[Raw records]
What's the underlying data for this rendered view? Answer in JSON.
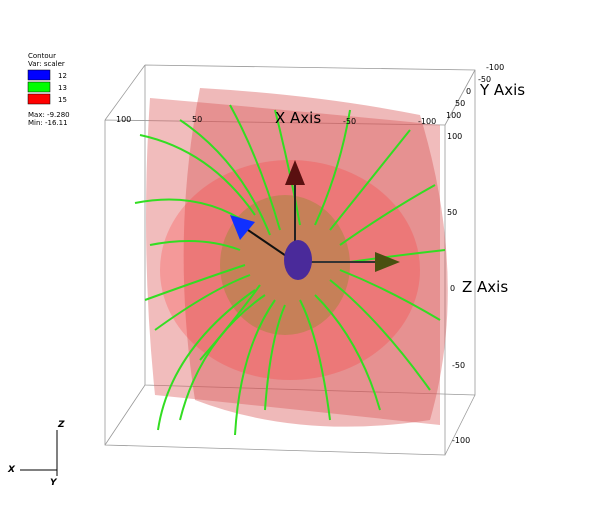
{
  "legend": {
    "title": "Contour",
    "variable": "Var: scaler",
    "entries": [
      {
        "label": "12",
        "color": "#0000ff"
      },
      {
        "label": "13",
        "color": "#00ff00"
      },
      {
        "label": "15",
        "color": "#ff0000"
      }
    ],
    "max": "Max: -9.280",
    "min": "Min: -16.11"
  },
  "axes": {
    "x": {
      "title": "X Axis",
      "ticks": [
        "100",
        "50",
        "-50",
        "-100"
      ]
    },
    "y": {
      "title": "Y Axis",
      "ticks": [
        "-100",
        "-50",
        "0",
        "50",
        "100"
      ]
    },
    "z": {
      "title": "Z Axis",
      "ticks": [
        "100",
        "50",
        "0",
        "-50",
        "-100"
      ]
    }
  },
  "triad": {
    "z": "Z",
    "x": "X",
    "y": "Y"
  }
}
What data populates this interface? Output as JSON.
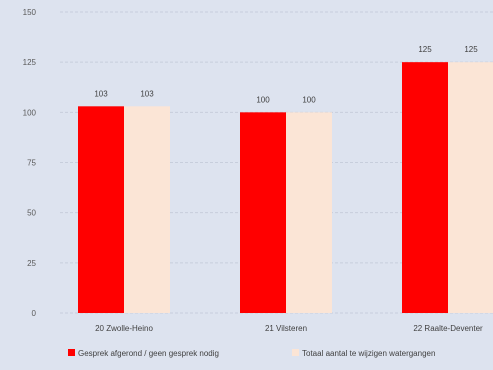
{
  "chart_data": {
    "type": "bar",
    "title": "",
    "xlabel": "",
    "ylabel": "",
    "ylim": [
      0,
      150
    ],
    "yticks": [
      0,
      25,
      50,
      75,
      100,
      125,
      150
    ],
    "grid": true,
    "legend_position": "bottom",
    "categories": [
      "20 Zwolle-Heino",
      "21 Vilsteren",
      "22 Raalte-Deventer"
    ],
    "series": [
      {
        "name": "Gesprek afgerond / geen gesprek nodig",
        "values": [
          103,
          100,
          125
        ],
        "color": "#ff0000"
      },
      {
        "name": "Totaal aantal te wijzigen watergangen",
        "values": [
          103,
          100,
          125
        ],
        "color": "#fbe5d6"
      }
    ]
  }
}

--

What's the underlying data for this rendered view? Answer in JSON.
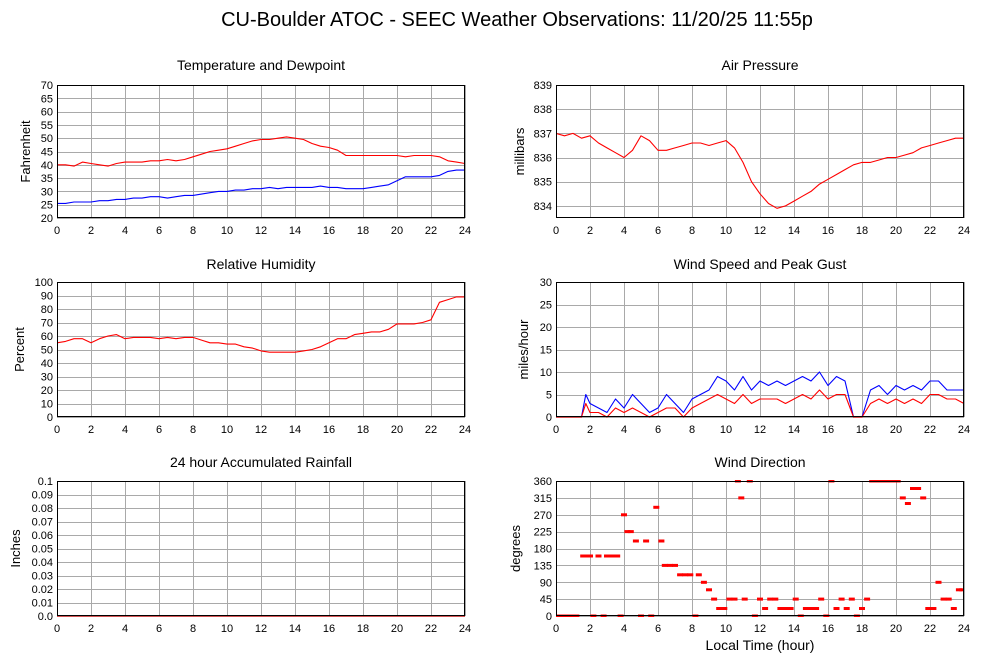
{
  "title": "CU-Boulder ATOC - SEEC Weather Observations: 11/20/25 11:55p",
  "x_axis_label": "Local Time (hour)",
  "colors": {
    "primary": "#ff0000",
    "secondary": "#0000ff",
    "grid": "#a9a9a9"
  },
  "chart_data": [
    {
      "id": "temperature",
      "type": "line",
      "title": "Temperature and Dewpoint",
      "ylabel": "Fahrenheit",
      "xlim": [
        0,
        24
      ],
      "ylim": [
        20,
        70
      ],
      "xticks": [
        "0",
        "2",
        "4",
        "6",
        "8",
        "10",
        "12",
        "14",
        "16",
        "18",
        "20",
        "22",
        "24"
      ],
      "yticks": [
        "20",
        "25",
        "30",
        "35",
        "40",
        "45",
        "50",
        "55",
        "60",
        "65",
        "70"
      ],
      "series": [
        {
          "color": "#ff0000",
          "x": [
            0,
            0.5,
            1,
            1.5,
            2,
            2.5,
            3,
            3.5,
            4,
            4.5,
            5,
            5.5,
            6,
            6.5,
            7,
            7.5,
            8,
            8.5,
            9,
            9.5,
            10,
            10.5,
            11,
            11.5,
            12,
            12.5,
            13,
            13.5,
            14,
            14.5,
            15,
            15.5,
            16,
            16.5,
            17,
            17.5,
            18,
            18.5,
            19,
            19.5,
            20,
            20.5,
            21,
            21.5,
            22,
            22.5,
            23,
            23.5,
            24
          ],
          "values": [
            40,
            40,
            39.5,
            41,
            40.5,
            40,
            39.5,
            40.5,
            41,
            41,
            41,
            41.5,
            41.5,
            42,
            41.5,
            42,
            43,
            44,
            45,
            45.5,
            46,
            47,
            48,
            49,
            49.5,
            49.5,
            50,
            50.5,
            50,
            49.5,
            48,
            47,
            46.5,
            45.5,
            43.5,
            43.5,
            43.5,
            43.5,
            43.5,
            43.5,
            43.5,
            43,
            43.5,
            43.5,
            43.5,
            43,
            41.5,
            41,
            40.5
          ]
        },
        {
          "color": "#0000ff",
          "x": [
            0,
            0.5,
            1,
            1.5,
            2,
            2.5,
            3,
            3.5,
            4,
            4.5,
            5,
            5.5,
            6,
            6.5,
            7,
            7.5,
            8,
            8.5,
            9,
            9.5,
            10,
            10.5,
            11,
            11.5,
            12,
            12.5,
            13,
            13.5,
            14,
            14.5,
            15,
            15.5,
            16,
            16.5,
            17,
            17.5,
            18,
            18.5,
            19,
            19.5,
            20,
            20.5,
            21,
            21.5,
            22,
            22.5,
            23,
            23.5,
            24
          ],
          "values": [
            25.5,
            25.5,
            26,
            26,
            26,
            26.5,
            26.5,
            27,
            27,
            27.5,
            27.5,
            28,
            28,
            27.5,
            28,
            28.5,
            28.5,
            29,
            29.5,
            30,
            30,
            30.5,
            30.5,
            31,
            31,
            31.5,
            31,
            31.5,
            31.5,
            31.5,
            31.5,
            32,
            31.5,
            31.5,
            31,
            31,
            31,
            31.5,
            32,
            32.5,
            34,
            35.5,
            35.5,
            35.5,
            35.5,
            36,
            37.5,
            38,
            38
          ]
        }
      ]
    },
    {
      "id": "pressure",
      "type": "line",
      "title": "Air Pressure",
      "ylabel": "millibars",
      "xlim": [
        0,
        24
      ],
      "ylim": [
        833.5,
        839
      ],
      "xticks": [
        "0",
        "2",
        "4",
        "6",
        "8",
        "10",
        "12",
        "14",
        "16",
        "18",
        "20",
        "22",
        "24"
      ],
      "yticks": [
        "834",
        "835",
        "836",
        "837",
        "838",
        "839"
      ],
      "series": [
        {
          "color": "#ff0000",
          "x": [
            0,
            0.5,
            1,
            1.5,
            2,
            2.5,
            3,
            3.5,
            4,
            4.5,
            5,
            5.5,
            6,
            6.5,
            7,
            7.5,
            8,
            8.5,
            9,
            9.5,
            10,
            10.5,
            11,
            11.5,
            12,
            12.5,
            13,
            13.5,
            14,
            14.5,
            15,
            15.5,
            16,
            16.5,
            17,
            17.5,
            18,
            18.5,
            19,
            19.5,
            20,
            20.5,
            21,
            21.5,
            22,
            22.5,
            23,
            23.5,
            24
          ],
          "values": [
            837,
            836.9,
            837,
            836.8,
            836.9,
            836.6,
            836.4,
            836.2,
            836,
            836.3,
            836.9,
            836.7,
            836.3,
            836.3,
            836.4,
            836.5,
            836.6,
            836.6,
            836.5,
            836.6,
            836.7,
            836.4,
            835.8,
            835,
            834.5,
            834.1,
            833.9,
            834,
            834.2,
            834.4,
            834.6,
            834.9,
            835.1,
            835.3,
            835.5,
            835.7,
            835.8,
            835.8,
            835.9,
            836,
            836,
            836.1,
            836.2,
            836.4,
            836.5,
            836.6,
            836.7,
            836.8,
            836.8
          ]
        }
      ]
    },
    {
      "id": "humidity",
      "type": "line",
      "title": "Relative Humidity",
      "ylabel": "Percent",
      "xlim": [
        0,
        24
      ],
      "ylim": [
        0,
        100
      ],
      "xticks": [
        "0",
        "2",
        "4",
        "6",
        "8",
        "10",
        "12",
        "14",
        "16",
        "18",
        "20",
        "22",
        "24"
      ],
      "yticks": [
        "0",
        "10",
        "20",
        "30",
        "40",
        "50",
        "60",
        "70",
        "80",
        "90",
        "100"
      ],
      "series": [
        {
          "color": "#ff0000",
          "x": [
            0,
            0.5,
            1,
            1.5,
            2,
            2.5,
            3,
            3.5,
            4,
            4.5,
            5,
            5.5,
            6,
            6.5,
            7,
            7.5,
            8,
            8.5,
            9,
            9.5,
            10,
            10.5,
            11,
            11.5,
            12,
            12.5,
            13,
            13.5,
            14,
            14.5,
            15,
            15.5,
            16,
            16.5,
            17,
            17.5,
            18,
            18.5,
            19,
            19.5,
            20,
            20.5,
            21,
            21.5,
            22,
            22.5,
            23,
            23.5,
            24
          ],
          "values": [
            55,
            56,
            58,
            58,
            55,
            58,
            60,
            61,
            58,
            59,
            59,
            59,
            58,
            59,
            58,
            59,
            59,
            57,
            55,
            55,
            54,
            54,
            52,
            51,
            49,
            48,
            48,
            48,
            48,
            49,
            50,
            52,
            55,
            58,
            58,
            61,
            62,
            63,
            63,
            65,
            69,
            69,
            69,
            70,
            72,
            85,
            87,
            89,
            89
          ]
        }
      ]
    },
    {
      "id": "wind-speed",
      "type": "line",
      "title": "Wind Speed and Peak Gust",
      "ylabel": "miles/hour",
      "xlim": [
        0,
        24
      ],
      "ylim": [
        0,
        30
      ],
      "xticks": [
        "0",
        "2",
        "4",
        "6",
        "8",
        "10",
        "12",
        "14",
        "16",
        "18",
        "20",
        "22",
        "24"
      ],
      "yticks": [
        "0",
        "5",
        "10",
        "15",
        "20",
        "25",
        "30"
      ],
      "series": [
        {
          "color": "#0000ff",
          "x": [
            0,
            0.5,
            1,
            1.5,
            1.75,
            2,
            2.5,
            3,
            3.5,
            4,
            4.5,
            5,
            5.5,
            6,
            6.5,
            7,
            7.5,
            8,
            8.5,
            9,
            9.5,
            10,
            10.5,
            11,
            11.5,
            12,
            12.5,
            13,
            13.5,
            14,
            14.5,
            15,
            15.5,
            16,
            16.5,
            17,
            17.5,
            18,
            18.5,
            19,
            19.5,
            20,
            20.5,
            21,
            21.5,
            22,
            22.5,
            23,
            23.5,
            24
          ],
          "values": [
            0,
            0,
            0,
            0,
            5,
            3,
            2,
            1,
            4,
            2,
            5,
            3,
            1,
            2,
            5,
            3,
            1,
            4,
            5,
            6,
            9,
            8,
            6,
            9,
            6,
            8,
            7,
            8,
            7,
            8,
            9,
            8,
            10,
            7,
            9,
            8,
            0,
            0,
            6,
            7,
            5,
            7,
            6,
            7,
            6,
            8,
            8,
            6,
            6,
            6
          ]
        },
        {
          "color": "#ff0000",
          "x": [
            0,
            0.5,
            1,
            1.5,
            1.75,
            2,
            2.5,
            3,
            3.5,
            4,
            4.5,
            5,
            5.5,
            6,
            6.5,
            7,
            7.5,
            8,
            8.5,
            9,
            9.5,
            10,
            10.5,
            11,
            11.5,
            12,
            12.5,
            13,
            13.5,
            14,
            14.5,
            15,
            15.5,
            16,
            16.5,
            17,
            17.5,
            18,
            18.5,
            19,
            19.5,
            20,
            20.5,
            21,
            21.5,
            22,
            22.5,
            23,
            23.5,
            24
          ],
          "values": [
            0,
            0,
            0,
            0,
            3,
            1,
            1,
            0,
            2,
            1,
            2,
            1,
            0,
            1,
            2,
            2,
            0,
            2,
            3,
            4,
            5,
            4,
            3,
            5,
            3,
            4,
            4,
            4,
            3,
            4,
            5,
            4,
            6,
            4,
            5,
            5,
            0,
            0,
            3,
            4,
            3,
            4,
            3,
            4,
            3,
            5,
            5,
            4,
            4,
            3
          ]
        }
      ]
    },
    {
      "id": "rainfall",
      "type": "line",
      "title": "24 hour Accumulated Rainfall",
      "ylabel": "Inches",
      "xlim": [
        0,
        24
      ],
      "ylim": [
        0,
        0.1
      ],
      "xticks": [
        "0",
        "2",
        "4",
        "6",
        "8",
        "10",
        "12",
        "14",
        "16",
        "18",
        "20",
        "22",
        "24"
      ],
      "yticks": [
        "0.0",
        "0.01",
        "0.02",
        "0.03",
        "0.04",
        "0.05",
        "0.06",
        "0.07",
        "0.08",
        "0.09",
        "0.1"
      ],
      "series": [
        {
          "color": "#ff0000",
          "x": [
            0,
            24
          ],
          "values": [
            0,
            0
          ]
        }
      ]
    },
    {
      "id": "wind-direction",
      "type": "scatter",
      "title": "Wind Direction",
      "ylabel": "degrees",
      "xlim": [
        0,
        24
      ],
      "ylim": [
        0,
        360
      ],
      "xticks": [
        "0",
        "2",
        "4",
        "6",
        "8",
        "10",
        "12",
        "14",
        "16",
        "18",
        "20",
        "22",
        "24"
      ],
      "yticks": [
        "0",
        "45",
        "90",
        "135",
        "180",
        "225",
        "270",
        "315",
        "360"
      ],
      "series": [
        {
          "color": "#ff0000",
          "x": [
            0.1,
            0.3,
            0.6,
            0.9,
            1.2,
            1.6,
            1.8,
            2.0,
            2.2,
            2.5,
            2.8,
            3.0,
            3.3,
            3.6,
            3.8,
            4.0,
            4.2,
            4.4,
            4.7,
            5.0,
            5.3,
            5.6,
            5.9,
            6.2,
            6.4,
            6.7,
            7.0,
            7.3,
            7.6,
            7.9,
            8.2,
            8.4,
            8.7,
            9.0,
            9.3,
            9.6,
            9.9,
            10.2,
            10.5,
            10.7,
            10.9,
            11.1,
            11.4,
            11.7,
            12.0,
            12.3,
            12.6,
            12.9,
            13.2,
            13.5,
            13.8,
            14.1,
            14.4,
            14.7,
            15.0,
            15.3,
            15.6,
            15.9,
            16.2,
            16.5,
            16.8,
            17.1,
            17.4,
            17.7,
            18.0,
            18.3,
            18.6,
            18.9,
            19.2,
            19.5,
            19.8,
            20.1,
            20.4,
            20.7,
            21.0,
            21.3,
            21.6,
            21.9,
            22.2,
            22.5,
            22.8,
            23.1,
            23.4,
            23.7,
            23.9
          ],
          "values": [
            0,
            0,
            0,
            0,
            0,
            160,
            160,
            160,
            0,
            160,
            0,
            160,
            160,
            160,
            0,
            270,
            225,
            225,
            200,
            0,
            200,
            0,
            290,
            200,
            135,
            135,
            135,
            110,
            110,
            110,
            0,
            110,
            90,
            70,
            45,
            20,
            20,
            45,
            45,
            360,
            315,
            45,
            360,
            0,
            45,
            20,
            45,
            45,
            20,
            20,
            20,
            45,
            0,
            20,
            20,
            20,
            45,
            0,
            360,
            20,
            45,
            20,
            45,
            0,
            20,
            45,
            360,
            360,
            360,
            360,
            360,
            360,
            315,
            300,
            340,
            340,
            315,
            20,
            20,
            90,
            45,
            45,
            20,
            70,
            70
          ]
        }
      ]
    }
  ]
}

### [Written exercise]
Scan the records for the string "hour". Copy each line in which it appears.

### [Finished task]
  "x_axis_label": "Local Time (hour)",
      "ylabel": "miles/hour",
      "title": "24 hour Accumulated Rainfall",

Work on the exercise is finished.